_Exercise requirements:_
Set down the material once more, exactly as it appears.

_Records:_

--------------------------------------------------

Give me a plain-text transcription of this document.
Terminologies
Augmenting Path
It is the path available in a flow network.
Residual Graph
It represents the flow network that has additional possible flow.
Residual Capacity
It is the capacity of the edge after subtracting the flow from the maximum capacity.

--------------------------------------------------

_Output for this task:_
Give me a plain-text transcription of this document.
Terminologies
Augmenting Path
It is the path available in a flow network.
Residual Graph
It represents the flow network that has additional possible flow.
Residual Capacity
It is the capacity of the edge after subtracting the flow from the maximum capacity.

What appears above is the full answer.